Exercise brief ::
Please pull out every line that includes the string "Station".

Dataset excerpts ::
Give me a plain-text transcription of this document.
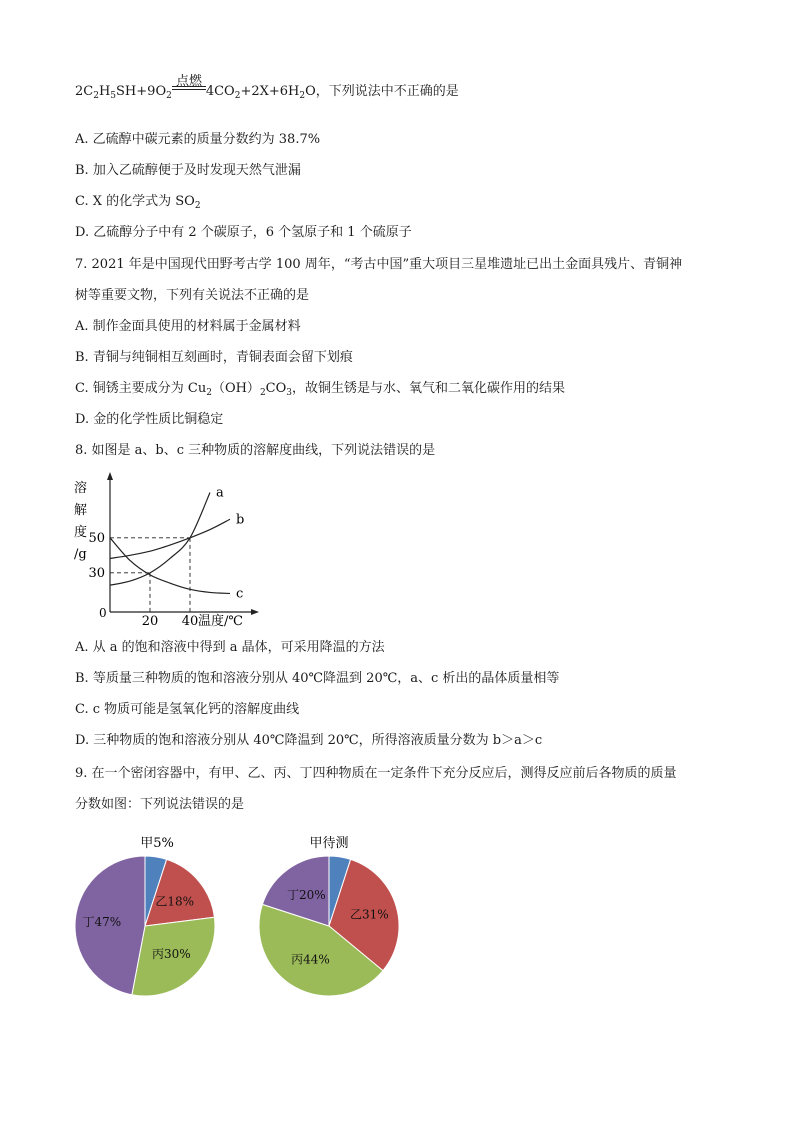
点燃
$2C_2H_5SH+9O_2$	$4CO_2+2X+6H_2O$，下列说法中不正确的是
A. 乙硫醇中碳元素的质量分数约为 38.7%
B. 加入乙硫醇便于及时发现天然气泄漏
C. X 的化学式为 $SO_2$
D. 乙硫醇分子中有 2 个碳原子，6 个氢原子和 1 个硫原子
7. 2021 年是中国现代田野考古学 100 周年，“考古中国”重大项目三星堆遗址已出土金面具残片、青铜神
树等重要文物，下列有关说法不正确的是
A. 制作金面具使用的材料属于金属材料
B. 青铜与纯铜相互刻画时，青铜表面会留下划痕
C. 铜锈主要成分为 $Cu_2(OH)_2CO_3$，故铜生锈是与水、氧气和二氧化碳作用的结果
D. 金的化学性质比铜稳定
8. 如图是 a、b、c 三种物质的溶解度曲线，下列说法错误的是
溶
解
度
/g
a
b
c
20 40
30
50
0
温度/℃
A. 从 a 的饱和溶液中得到 a 晶体，可采用降温的方法
B. 等质量三种物质的饱和溶液分别从 40℃降温到 20℃，a、c 析出的晶体质量相等
C. c 物质可能是氢氧化钙的溶解度曲线
D. 三种物质的饱和溶液分别从 40℃降温到 20℃，所得溶液质量分数为 b＞a＞c
9. 在一个密闭容器中，有甲、乙、丙、丁四种物质在一定条件下充分反应后，测得反应前后各物质的质量
分数如图：下列说法错误的是
甲5%
乙18%
丙30%
丁47%
甲待测
乙31%
丙44%
丁20%
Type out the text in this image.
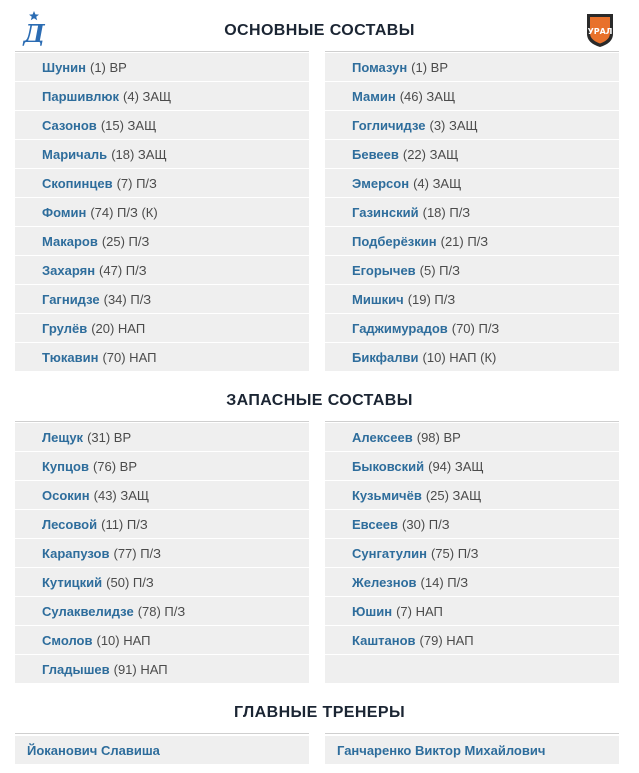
Д	УРАЛ
ОСНОВНЫЕ СОСТАВЫ
Шунин (1) ВР
Паршивлюк (4) ЗАЩ
Сазонов (15) ЗАЩ
Маричаль (18) ЗАЩ
Скопинцев (7) П/З
Фомин (74) П/З (К)
Макаров (25) П/З
Захарян (47) П/З
Гагнидзе (34) П/З
Грулёв (20) НАП
Тюкавин (70) НАП
Помазун (1) ВР
Мамин (46) ЗАЩ
Гогличидзе (3) ЗАЩ
Бевеев (22) ЗАЩ
Эмерсон (4) ЗАЩ
Газинский (18) П/З
Подберёзкин (21) П/З
Егорычев (5) П/З
Мишкич (19) П/З
Гаджимурадов (70) П/З
Бикфалви (10) НАП (К)
ЗАПАСНЫЕ СОСТАВЫ
Лещук (31) ВР
Купцов (76) ВР
Осокин (43) ЗАЩ
Лесовой (11) П/З
Карапузов (77) П/З
Кутицкий (50) П/З
Сулаквелидзе (78) П/З
Смолов (10) НАП
Гладышев (91) НАП
Алексеев (98) ВР
Быковский (94) ЗАЩ
Кузьмичёв (25) ЗАЩ
Евсеев (30) П/З
Сунгатулин (75) П/З
Железнов (14) П/З
Юшин (7) НАП
Каштанов (79) НАП
ГЛАВНЫЕ ТРЕНЕРЫ
Йоканович Славиша	Ганчаренко Виктор Михайлович
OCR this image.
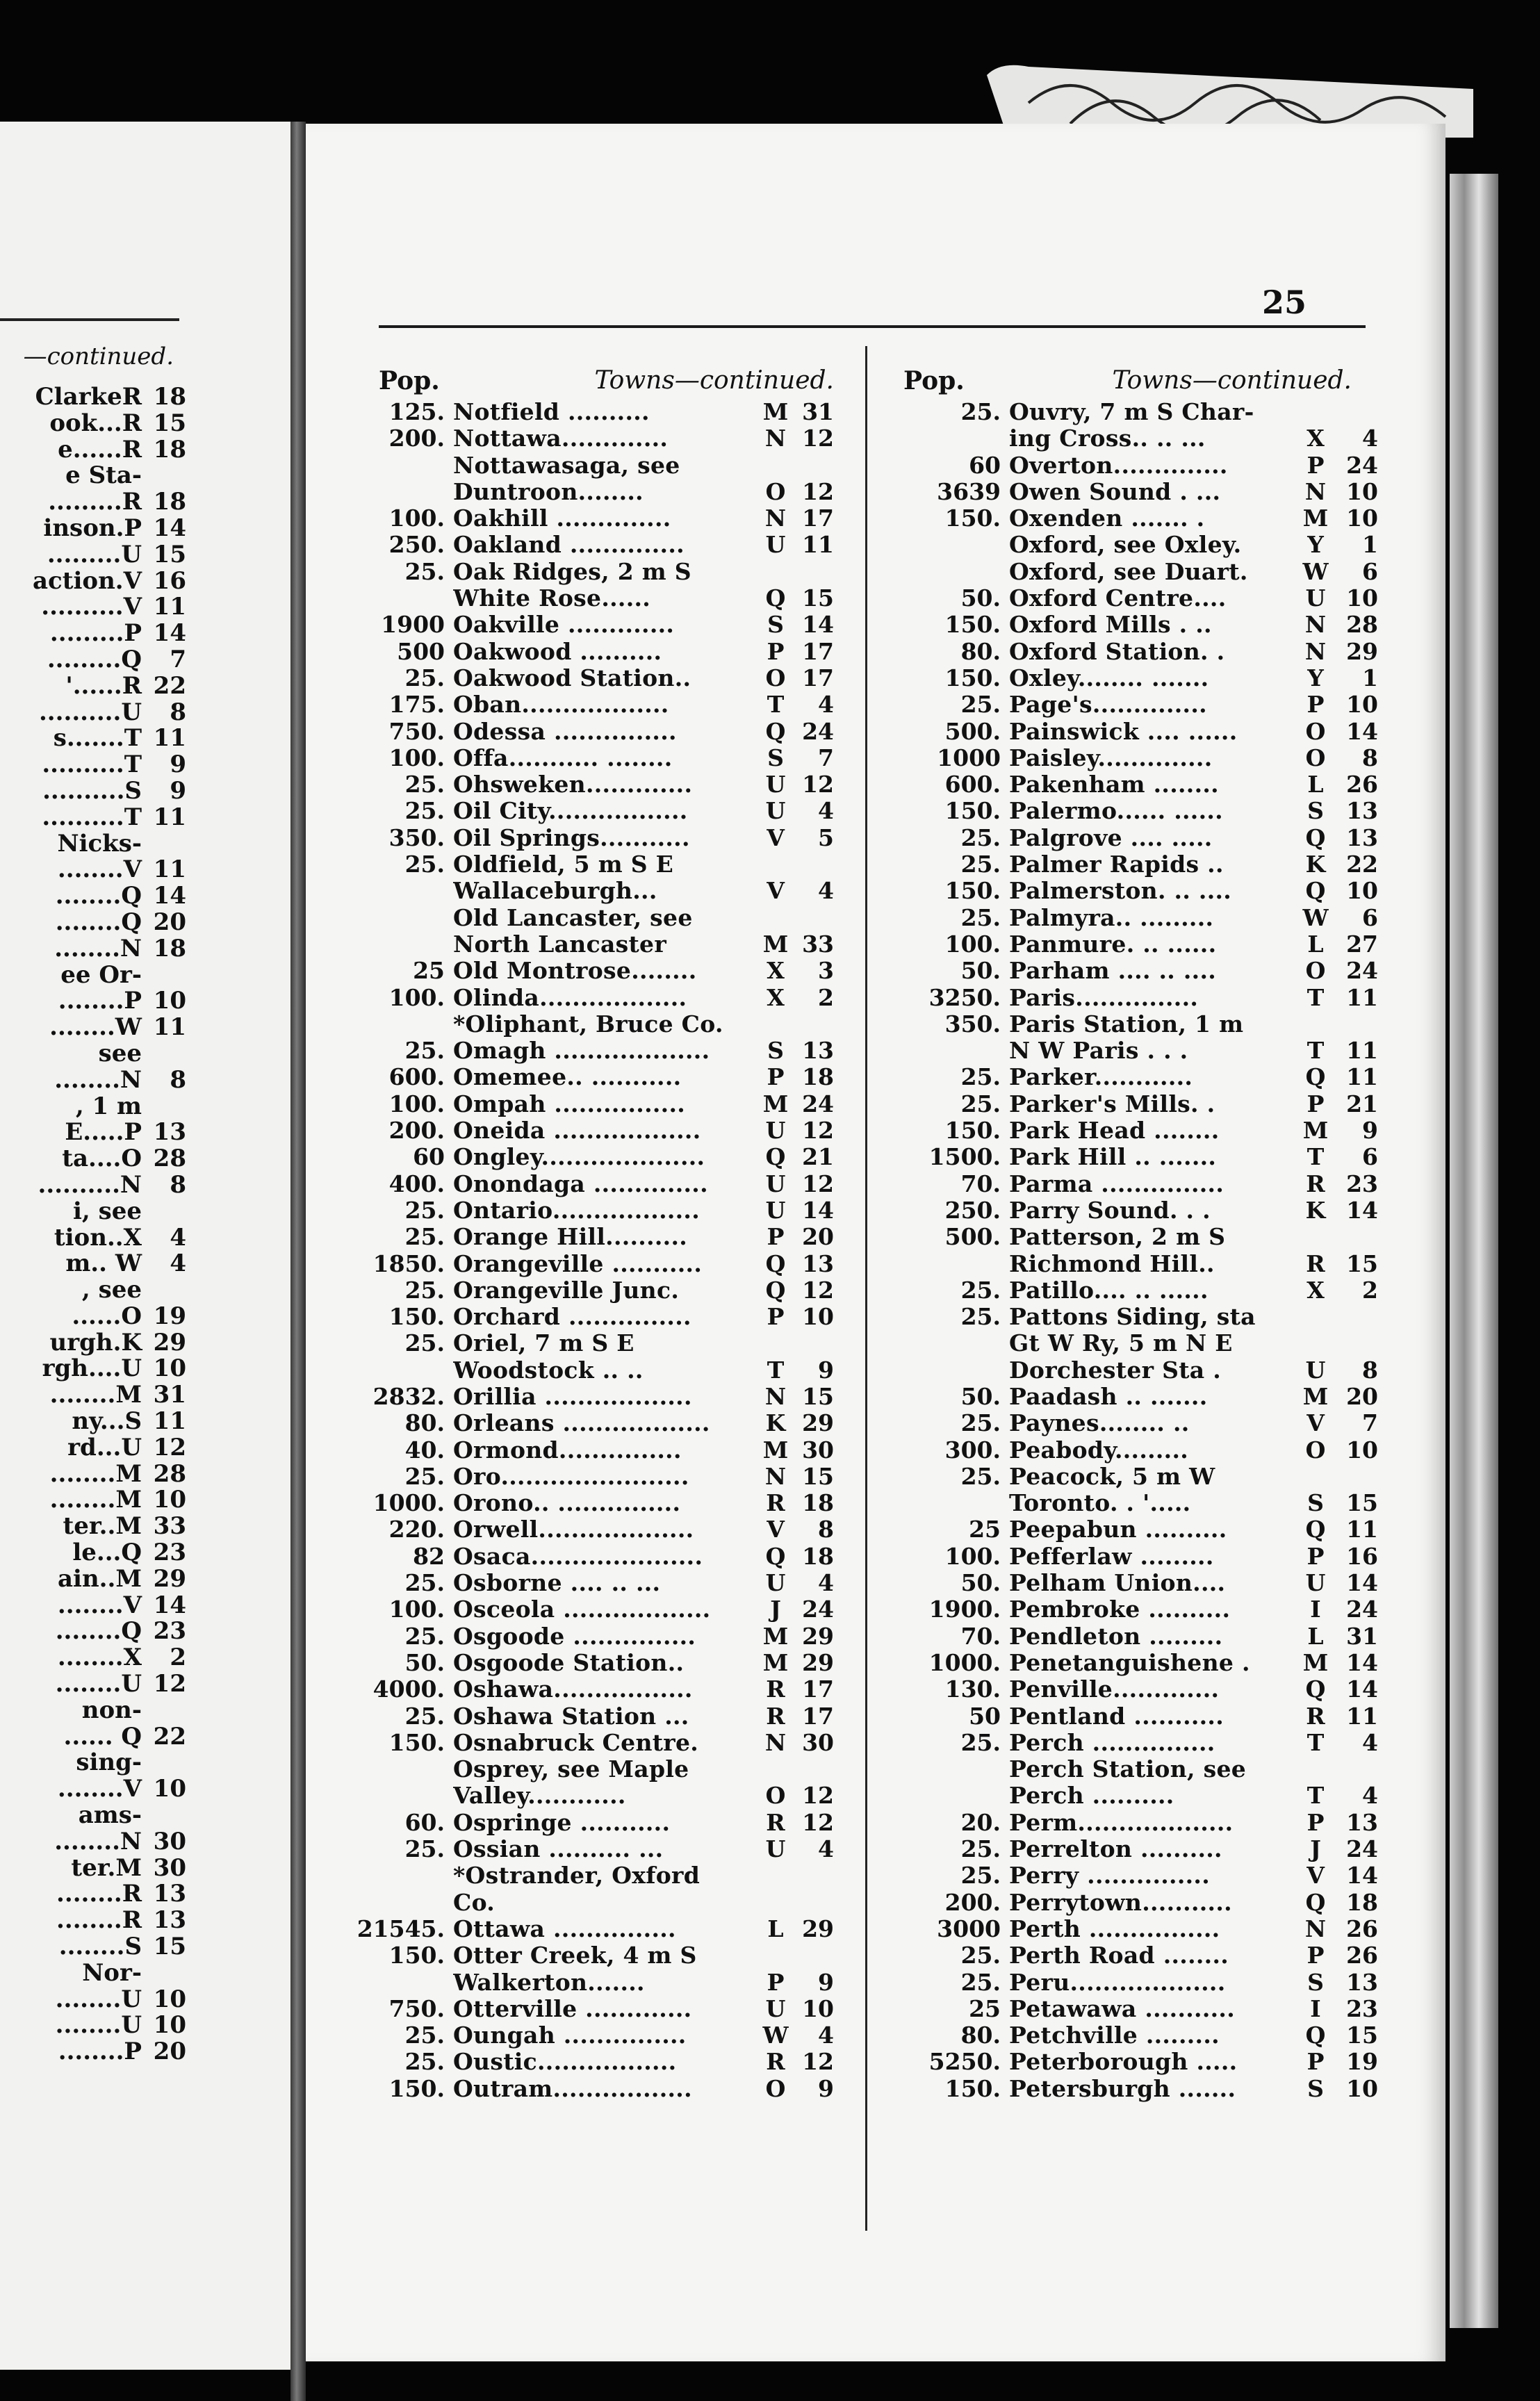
—continued.
ClarkeR 18
ook...R 15
e......R 18
e Sta-
.........R 18
inson.P 14
.........U 15
action.V 16
..........V 11
.........P 14
.........Q	7
'......R 22
..........U	8
s.......T 11
..........T	9
..........S	9
..........T 11
Nicks-
........V 11
........Q 14
........Q 20
........N 18
ee Or-
........P 10
........W 11
see
........N	8
, 1 m
E.....P 13
ta....O 28
..........N	8
i, see
tion..X	4
m.. W	4
, see
......O 19
urgh.K 29
rgh....U 10
........M 31
ny...S 11
rd...U 12
........M 28
........M 10
ter..M 33
le...Q 23
ain..M 29
........V 14
........Q 23
........X	2
........U 12
non-
...... Q 22
sing-
........V 10
ams-
........N 30
ter.M 30
........R 13
........R 13
........S 15
Nor-
........U 10
........U 10
........P 20
25
Pop.	Towns—continued.	Pop.	Towns—continued.
125. Notfield ..........	M 31
200. Nottawa.............	N 12
Nottawasaga, see
Duntroon........	O 12
100. Oakhill ..............	N 17
250. Oakland ..............	U 11
25. Oak Ridges, 2 m S
White Rose......	Q 15
1900 Oakville .............	S 14
500 Oakwood ..........	P 17
25. Oakwood Station..	O 17
175. Oban..................	T	4
750. Odessa ...............	Q 24
100. Offa........... ........	S	7
25. Ohsweken.............	U 12
25. Oil City.................	U	4
350. Oil Springs...........	V	5
25. Oldfield, 5 m S E
Wallaceburgh...	V	4
Old Lancaster, see
North Lancaster	M 33
25 Old Montrose........	X	3
100. Olinda..................	X	2
*Oliphant, Bruce Co.
25. Omagh ...................	S 13
600. Omemee.. ...........	P 18
100. Ompah ................	M 24
200. Oneida ..................	U 12
60 Ongley....................	Q 21
400. Onondaga ..............	U 12
25. Ontario..................	U 14
25. Orange Hill..........	P 20
1850. Orangeville ...........	Q 13
25. Orangeville Junc.	Q 12
150. Orchard ...............	P 10
25. Oriel, 7 m S E
Woodstock .. ..	T	9
2832. Orillia ..................	N 15
80. Orleans ..................	K 29
40. Ormond...............	M 30
25. Oro.......................	N 15
1000. Orono.. ...............	R 18
220. Orwell...................	V	8
82 Osaca.....................	Q 18
25. Osborne .... .. ...	U	4
100. Osceola ..................	J 24
25. Osgoode ...............	M 29
50. Osgoode Station..	M 29
4000. Oshawa.................	R 17
25. Oshawa Station ...	R 17
150. Osnabruck Centre.	N 30
Osprey, see Maple
Valley............	O 12
60. Ospringe ...........	R 12
25. Ossian .......... ...	U	4
*Ostrander, Oxford
Co.
21545. Ottawa ...............	L 29
150. Otter Creek, 4 m S
Walkerton.......	P	9
750. Otterville .............	U 10
25. Oungah ...............	W	4
25. Oustic.................	R 12
150. Outram.................	O	9
25. Ouvry, 7 m S Char-
ing Cross.. .. ...	X	4
60 Overton..............	P 24
3639 Owen Sound . ...	N 10
150. Oxenden ....... .	M 10
Oxford, see Oxley.	Y	1
Oxford, see Duart.	W	6
50. Oxford Centre....	U 10
150. Oxford Mills . ..	N 28
80. Oxford Station. .	N 29
150. Oxley........ .......	Y	1
25. Page's..............	P 10
500. Painswick .... ......	O 14
1000 Paisley..............	O	8
600. Pakenham ........	L 26
150. Palermo...... ......	S 13
25. Palgrove .... .....	Q 13
25. Palmer Rapids ..	K 22
150. Palmerston. .. ....	Q 10
25. Palmyra.. .........	W	6
100. Panmure. .. ......	L 27
50. Parham .... .. ....	O 24
3250. Paris...............	T 11
350. Paris Station, 1 m
N W Paris . . .	T 11
25. Parker............	Q 11
25. Parker's Mills. .	P 21
150. Park Head ........	M	9
1500. Park Hill .. .......	T	6
70. Parma ...............	R 23
250. Parry Sound. . .	K 14
500. Patterson, 2 m S
Richmond Hill..	R 15
25. Patillo.... .. ......	X	2
25. Pattons Siding, sta
Gt W Ry, 5 m N E
Dorchester Sta .	U	8
50. Paadash .. .......	M 20
25. Paynes........ ..	V	7
300. Peabody.........	O 10
25. Peacock, 5 m W
Toronto. . '.....	S 15
25 Peepabun ..........	Q 11
100. Pefferlaw .........	P 16
50. Pelham Union....	U 14
1900. Pembroke ..........	I	24
70. Pendleton .........	L 31
1000. Penetanguishene .	M 14
130. Penville.............	Q 14
50 Pentland ...........	R 11
25. Perch ...............	T	4
Perch Station, see
Perch ..........	T	4
20. Perm...................	P 13
25. Perrelton ..........	J	24
25. Perry ...............	V 14
200. Perrytown...........	Q 18
3000 Perth ................	N 26
25. Perth Road ........	P 26
25. Peru...................	S 13
25 Petawawa ...........	I	23
80. Petchville .........	Q 15
5250. Peterborough .....	P 19
150. Petersburgh .......	S 10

Answer to the problem ::
25. Oakwood Station..	O 17
50. Osgoode Station..	M 29
25. Oshawa Station ...	R 17
80. Oxford Station. .	N 29
350. Paris Station, 1 m
Perch Station, see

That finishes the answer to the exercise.